— START OF INPUT —

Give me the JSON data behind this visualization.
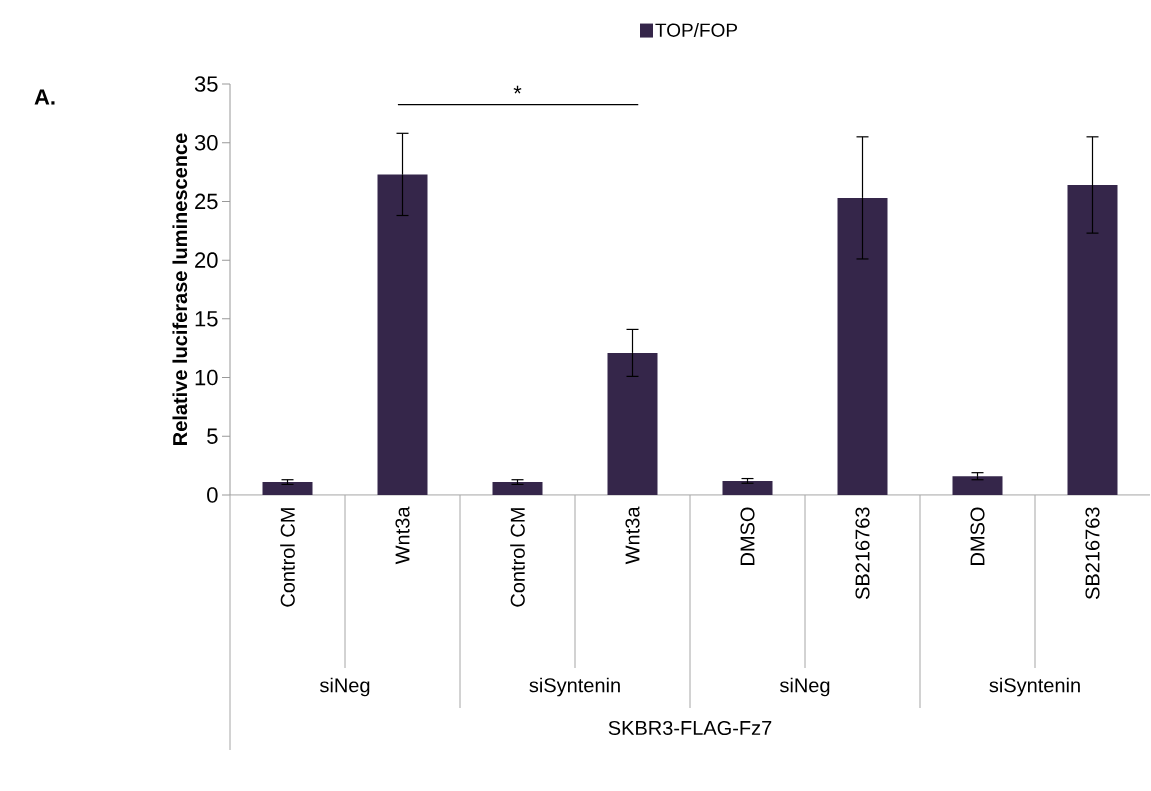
{
  "chart_data": {
    "type": "bar",
    "categories": [
      "Control CM",
      "Wnt3a",
      "Control CM",
      "Wnt3a",
      "DMSO",
      "SB216763",
      "DMSO",
      "SB216763"
    ],
    "series": [
      {
        "name": "TOP/FOP",
        "color": "#35264a",
        "values": [
          1.1,
          27.3,
          1.1,
          12.1,
          1.2,
          25.3,
          1.6,
          26.4
        ],
        "errors": [
          0.2,
          3.5,
          0.2,
          2.0,
          0.2,
          5.2,
          0.3,
          4.1
        ]
      }
    ],
    "ylabel": "Relative luciferase  luminescence",
    "ylim": [
      0,
      35
    ],
    "yticks": [
      0,
      5,
      10,
      15,
      20,
      25,
      30,
      35
    ],
    "legend": "top",
    "annotations": [
      "A.",
      "*",
      "siNeg",
      "siSyntenin",
      "siNeg",
      "siSyntenin",
      "SKBR3-FLAG-Fz7"
    ]
  }
}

— END OF INPUT —

* WORK TO COMPLETE: Without the pictures, write out every entry precisely as it appears.

* EXERCISE RESPONSE:
Give me the JSON data behind this visualization.
{
  "chart_data": {
    "type": "bar",
    "categories": [
      "Control CM",
      "Wnt3a",
      "Control CM",
      "Wnt3a",
      "DMSO",
      "SB216763",
      "DMSO",
      "SB216763"
    ],
    "series": [
      {
        "name": "TOP/FOP",
        "color": "#35264a",
        "values": [
          1.1,
          27.3,
          1.1,
          12.1,
          1.2,
          25.3,
          1.6,
          26.4
        ],
        "errors": [
          0.2,
          3.5,
          0.2,
          2.0,
          0.2,
          5.2,
          0.3,
          4.1
        ]
      }
    ],
    "ylabel": "Relative luciferase  luminescence",
    "ylim": [
      0,
      35
    ],
    "yticks": [
      0,
      5,
      10,
      15,
      20,
      25,
      30,
      35
    ],
    "legend": "top",
    "annotations": [
      "A.",
      "*",
      "siNeg",
      "siSyntenin",
      "siNeg",
      "siSyntenin",
      "SKBR3-FLAG-Fz7"
    ]
  }
}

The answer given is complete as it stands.